> _TASK GOAL_
Please put the lines of the material into a numbered list, beginning at the line that has "Detect and localize" and stopping after the line that has "y-tick-label: 32,5 — [100, 318, 135, 334]". Leave out any blank lines.

> _EXERCISE DATA_
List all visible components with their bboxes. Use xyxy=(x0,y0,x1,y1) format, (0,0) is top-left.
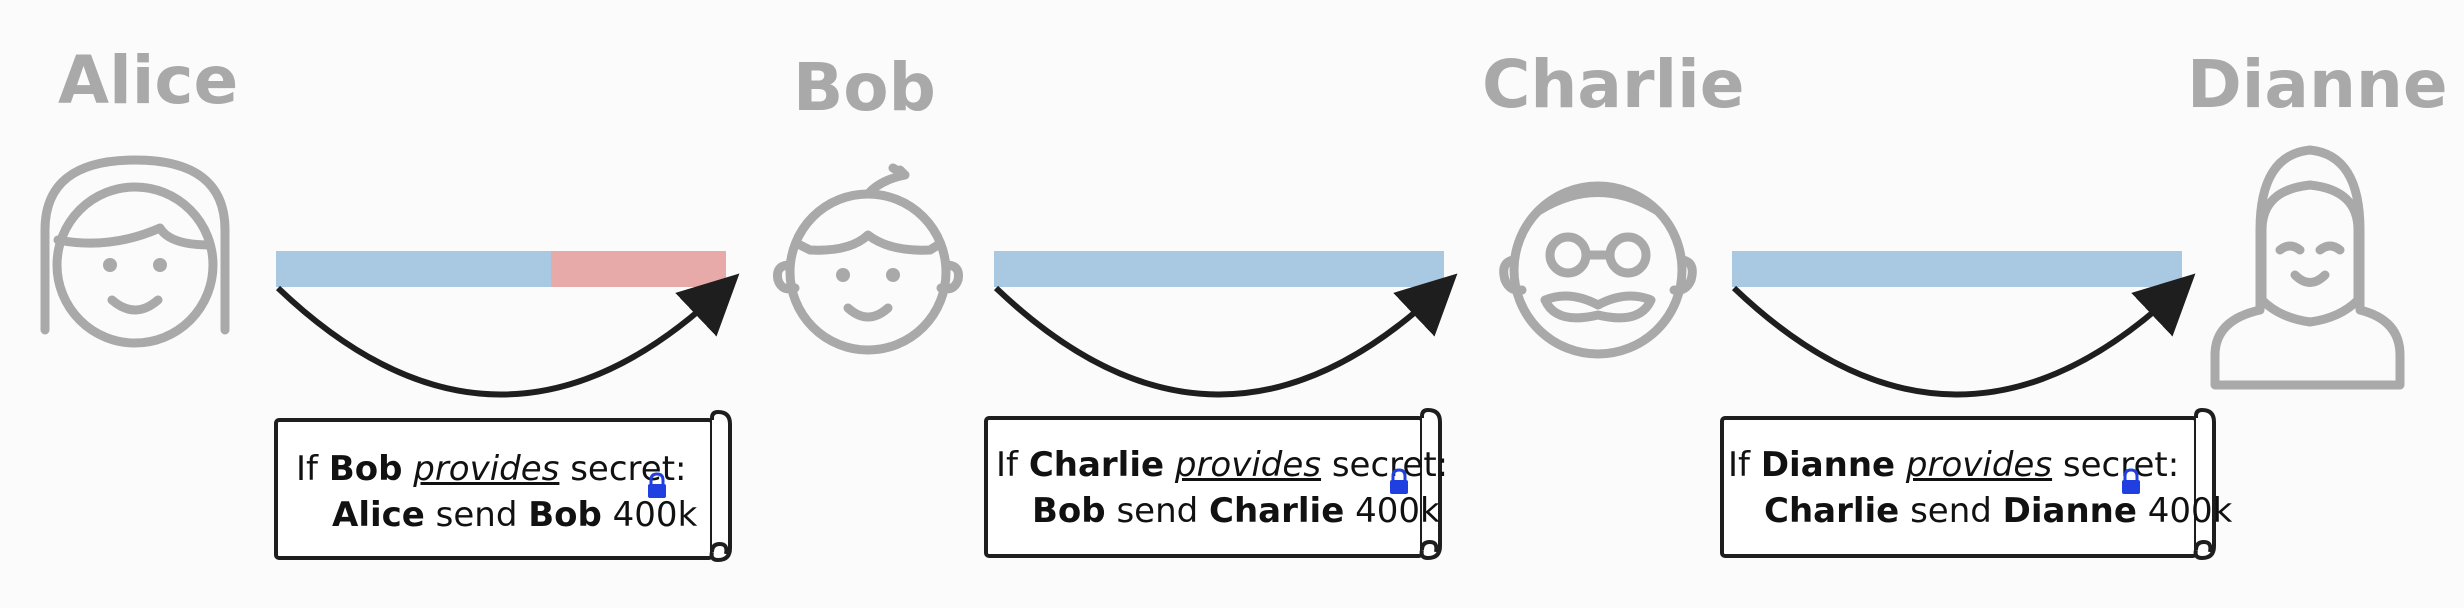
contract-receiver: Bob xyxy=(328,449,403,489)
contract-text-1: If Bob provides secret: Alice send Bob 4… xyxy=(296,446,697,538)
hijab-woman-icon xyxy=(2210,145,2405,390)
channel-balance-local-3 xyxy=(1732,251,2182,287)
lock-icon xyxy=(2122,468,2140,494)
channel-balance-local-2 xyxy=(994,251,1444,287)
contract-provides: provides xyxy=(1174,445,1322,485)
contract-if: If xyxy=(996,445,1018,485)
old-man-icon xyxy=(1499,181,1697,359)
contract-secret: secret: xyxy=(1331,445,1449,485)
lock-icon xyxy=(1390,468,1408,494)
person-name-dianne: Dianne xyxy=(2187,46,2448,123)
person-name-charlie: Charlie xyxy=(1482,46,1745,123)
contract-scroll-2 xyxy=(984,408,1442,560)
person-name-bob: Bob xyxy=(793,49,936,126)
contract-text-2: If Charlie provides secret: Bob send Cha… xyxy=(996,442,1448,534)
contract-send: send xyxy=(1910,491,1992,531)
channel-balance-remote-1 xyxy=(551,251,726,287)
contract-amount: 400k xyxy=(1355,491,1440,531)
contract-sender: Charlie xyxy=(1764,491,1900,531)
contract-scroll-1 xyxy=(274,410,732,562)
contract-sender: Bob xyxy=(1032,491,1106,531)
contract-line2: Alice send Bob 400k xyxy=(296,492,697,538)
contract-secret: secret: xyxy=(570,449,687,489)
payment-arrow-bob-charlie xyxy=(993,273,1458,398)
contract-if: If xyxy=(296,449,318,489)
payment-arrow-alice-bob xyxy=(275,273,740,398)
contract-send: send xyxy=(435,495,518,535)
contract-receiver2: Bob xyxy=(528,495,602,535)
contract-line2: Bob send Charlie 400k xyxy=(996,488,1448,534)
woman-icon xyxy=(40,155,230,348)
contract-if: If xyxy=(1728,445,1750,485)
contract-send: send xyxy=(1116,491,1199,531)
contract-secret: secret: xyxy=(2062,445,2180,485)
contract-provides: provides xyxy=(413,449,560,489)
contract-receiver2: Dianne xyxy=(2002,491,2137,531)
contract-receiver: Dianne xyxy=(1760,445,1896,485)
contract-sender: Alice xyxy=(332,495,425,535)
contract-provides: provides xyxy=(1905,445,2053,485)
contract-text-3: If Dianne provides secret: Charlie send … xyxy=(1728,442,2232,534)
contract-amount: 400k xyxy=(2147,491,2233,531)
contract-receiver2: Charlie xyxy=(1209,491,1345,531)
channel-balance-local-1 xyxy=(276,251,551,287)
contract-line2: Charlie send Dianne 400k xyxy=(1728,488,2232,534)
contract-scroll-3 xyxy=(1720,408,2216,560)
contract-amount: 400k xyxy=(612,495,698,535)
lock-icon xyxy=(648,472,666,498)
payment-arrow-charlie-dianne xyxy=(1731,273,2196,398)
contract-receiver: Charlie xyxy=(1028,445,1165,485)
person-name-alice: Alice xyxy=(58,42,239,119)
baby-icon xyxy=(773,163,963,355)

==

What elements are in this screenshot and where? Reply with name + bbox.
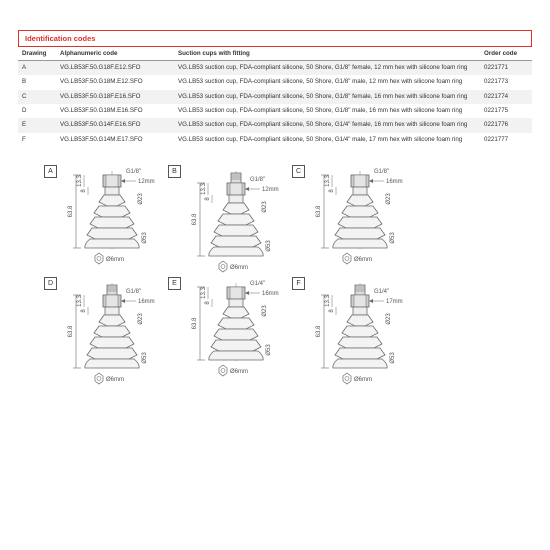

* * *

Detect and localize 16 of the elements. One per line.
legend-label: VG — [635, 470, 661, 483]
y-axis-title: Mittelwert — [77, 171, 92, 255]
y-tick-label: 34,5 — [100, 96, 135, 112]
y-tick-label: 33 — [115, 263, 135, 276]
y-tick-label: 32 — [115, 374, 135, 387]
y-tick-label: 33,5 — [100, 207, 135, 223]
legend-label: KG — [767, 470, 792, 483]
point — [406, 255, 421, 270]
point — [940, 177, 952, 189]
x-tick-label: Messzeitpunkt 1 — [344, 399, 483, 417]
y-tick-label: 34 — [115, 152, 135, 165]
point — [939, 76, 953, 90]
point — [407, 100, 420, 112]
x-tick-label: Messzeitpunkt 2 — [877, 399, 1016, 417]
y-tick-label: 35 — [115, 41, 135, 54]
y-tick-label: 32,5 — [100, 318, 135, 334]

> _SOLVED EXERCISE_
1. Detect and localize 16 of the elements. One per line.
2. legend-label: VG — [635, 470, 661, 483]
3. y-axis-title: Mittelwert — [77, 171, 92, 255]
4. y-tick-label: 34,5 — [100, 96, 135, 112]
5. y-tick-label: 33 — [115, 263, 135, 276]
6. y-tick-label: 32 — [115, 374, 135, 387]
7. y-tick-label: 33,5 — [100, 207, 135, 223]
8. legend-label: KG — [767, 470, 792, 483]
9. point — [406, 255, 421, 270]
10. point — [940, 177, 952, 189]
11. x-tick-label: Messzeitpunkt 1 — [344, 399, 483, 417]
12. y-tick-label: 34 — [115, 152, 135, 165]
13. point — [939, 76, 953, 90]
14. point — [407, 100, 420, 112]
15. x-tick-label: Messzeitpunkt 2 — [877, 399, 1016, 417]
16. y-tick-label: 35 — [115, 41, 135, 54]
17. y-tick-label: 32,5 — [100, 318, 135, 334]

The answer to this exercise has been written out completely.